THE REQUEST =>
Return the records in full, exactly as given.

[Data items]
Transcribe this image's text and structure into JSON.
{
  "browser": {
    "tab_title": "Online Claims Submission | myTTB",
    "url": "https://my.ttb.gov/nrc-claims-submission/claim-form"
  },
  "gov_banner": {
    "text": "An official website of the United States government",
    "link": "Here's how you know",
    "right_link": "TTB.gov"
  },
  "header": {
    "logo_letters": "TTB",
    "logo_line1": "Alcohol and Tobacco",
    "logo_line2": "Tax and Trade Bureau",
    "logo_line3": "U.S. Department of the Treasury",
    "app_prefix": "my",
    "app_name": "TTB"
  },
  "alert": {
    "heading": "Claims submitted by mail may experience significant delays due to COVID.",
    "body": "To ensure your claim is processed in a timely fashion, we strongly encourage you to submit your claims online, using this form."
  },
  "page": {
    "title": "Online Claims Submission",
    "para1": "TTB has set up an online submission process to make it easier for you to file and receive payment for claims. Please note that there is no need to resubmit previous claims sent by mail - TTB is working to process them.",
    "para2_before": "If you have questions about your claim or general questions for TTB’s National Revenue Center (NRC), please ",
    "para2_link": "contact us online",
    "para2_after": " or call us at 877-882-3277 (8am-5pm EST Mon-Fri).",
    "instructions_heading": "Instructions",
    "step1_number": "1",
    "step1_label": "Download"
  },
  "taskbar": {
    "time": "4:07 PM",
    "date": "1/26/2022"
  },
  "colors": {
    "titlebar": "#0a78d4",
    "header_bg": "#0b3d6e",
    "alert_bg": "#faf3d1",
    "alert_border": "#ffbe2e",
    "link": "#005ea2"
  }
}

SOLUTION TO THE EXERCISE =>
Transcribe this image's text and structure into JSON.
{
  "browser": {
    "tab_title": "Online Claims Submission | myTTB",
    "url": "https://my.ttb.gov/nrc-claims-submission/claim-form"
  },
  "gov_banner": {
    "text": "An official website of the United States government",
    "link": "Here's how you know",
    "right_link": "TTB.gov"
  },
  "header": {
    "logo_letters": "TTB",
    "logo_line1": "Alcohol and Tobacco",
    "logo_line2": "Tax and Trade Bureau",
    "logo_line3": "U.S. Department of the Treasury",
    "app_prefix": "my",
    "app_name": "TTB"
  },
  "alert": {
    "heading": "Claims submitted by mail may experience significant delays due to COVID.",
    "body": "To ensure your claim is processed in a timely fashion, we strongly encourage you to submit your claims online, using this form."
  },
  "page": {
    "title": "Online Claims Submission",
    "para1": "TTB has set up an online submission process to make it easier for you to file and receive payment for claims. Please note that there is no need to resubmit previous claims sent by mail - TTB is working to process them.",
    "para2_before": "If you have questions about your claim or general questions for TTB’s National Revenue Center (NRC), please ",
    "para2_link": "contact us online",
    "para2_after": " or call us at 877-882-3277 (8am-5pm EST Mon-Fri).",
    "instructions_heading": "Instructions",
    "step1_number": "1",
    "step1_label": "Download"
  },
  "taskbar": {
    "time": "4:07 PM",
    "date": "1/26/2022"
  },
  "colors": {
    "titlebar": "#0a78d4",
    "header_bg": "#0b3d6e",
    "alert_bg": "#faf3d1",
    "alert_border": "#ffbe2e",
    "link": "#005ea2"
  }
}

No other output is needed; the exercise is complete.